Exercise task |
Pictures stay out of your copy, but everything else in the records below must be repeated exactly.

Items from a dataset:
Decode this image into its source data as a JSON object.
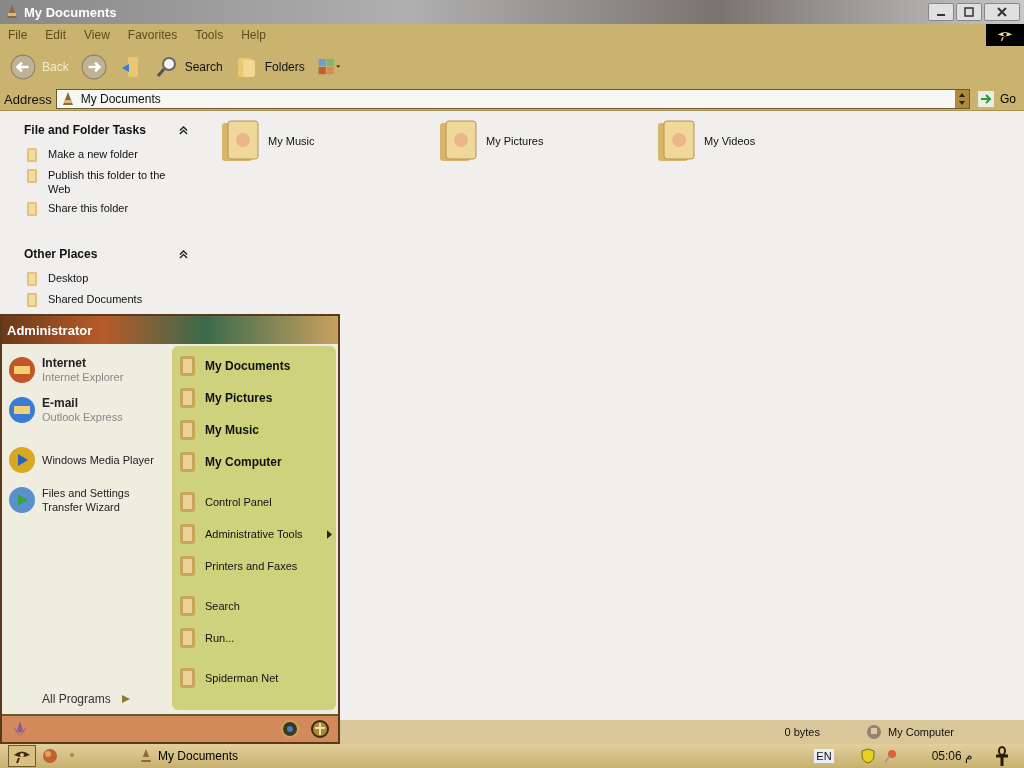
{
  "window": {
    "title": "My Documents"
  },
  "menu_bar": [
    "File",
    "Edit",
    "View",
    "Favorites",
    "Tools",
    "Help"
  ],
  "toolbar": {
    "back": "Back",
    "search": "Search",
    "folders": "Folders"
  },
  "address": {
    "label": "Address",
    "value": "My Documents",
    "go": "Go"
  },
  "task_panes": [
    {
      "title": "File and Folder Tasks",
      "expanded": true,
      "items": [
        "Make a new folder",
        "Publish this folder to the Web",
        "Share this folder"
      ]
    },
    {
      "title": "Other Places",
      "expanded": true,
      "items": [
        "Desktop",
        "Shared Documents"
      ]
    }
  ],
  "folders": [
    {
      "name": "My Music"
    },
    {
      "name": "My Pictures"
    },
    {
      "name": "My Videos"
    }
  ],
  "status_bar": {
    "size": "0 bytes",
    "zone": "My Computer"
  },
  "start_menu": {
    "user": "Administrator",
    "pinned": [
      {
        "title": "Internet",
        "subtitle": "Internet Explorer"
      },
      {
        "title": "E-mail",
        "subtitle": "Outlook Express"
      }
    ],
    "recent": [
      "Windows Media Player",
      "Files and Settings Transfer Wizard"
    ],
    "all_programs": "All Programs",
    "place_groups": [
      [
        {
          "label": "My Documents",
          "bold": true,
          "submenu": false
        },
        {
          "label": "My Pictures",
          "bold": true,
          "submenu": false
        },
        {
          "label": "My Music",
          "bold": true,
          "submenu": false
        },
        {
          "label": "My Computer",
          "bold": true,
          "submenu": false
        }
      ],
      [
        {
          "label": "Control Panel",
          "bold": false,
          "submenu": false
        },
        {
          "label": "Administrative Tools",
          "bold": false,
          "submenu": true
        },
        {
          "label": "Printers and Faxes",
          "bold": false,
          "submenu": false
        }
      ],
      [
        {
          "label": "Search",
          "bold": false,
          "submenu": false
        },
        {
          "label": "Run...",
          "bold": false,
          "submenu": false
        }
      ],
      [
        {
          "label": "Spiderman Net",
          "bold": false,
          "submenu": false
        }
      ]
    ]
  },
  "taskbar": {
    "tasks": [
      {
        "label": "My Documents"
      }
    ],
    "language": "EN",
    "clock": "05:06 م"
  }
}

Final answer |
Decode this image into its source data as a JSON object.
{
  "window": {
    "title": "My Documents"
  },
  "menu_bar": [
    "File",
    "Edit",
    "View",
    "Favorites",
    "Tools",
    "Help"
  ],
  "toolbar": {
    "back": "Back",
    "search": "Search",
    "folders": "Folders"
  },
  "address": {
    "label": "Address",
    "value": "My Documents",
    "go": "Go"
  },
  "task_panes": [
    {
      "title": "File and Folder Tasks",
      "expanded": true,
      "items": [
        "Make a new folder",
        "Publish this folder to the Web",
        "Share this folder"
      ]
    },
    {
      "title": "Other Places",
      "expanded": true,
      "items": [
        "Desktop",
        "Shared Documents"
      ]
    }
  ],
  "folders": [
    {
      "name": "My Music"
    },
    {
      "name": "My Pictures"
    },
    {
      "name": "My Videos"
    }
  ],
  "status_bar": {
    "size": "0 bytes",
    "zone": "My Computer"
  },
  "start_menu": {
    "user": "Administrator",
    "pinned": [
      {
        "title": "Internet",
        "subtitle": "Internet Explorer"
      },
      {
        "title": "E-mail",
        "subtitle": "Outlook Express"
      }
    ],
    "recent": [
      "Windows Media Player",
      "Files and Settings Transfer Wizard"
    ],
    "all_programs": "All Programs",
    "place_groups": [
      [
        {
          "label": "My Documents",
          "bold": true,
          "submenu": false
        },
        {
          "label": "My Pictures",
          "bold": true,
          "submenu": false
        },
        {
          "label": "My Music",
          "bold": true,
          "submenu": false
        },
        {
          "label": "My Computer",
          "bold": true,
          "submenu": false
        }
      ],
      [
        {
          "label": "Control Panel",
          "bold": false,
          "submenu": false
        },
        {
          "label": "Administrative Tools",
          "bold": false,
          "submenu": true
        },
        {
          "label": "Printers and Faxes",
          "bold": false,
          "submenu": false
        }
      ],
      [
        {
          "label": "Search",
          "bold": false,
          "submenu": false
        },
        {
          "label": "Run...",
          "bold": false,
          "submenu": false
        }
      ],
      [
        {
          "label": "Spiderman Net",
          "bold": false,
          "submenu": false
        }
      ]
    ]
  },
  "taskbar": {
    "tasks": [
      {
        "label": "My Documents"
      }
    ],
    "language": "EN",
    "clock": "05:06 م"
  }
}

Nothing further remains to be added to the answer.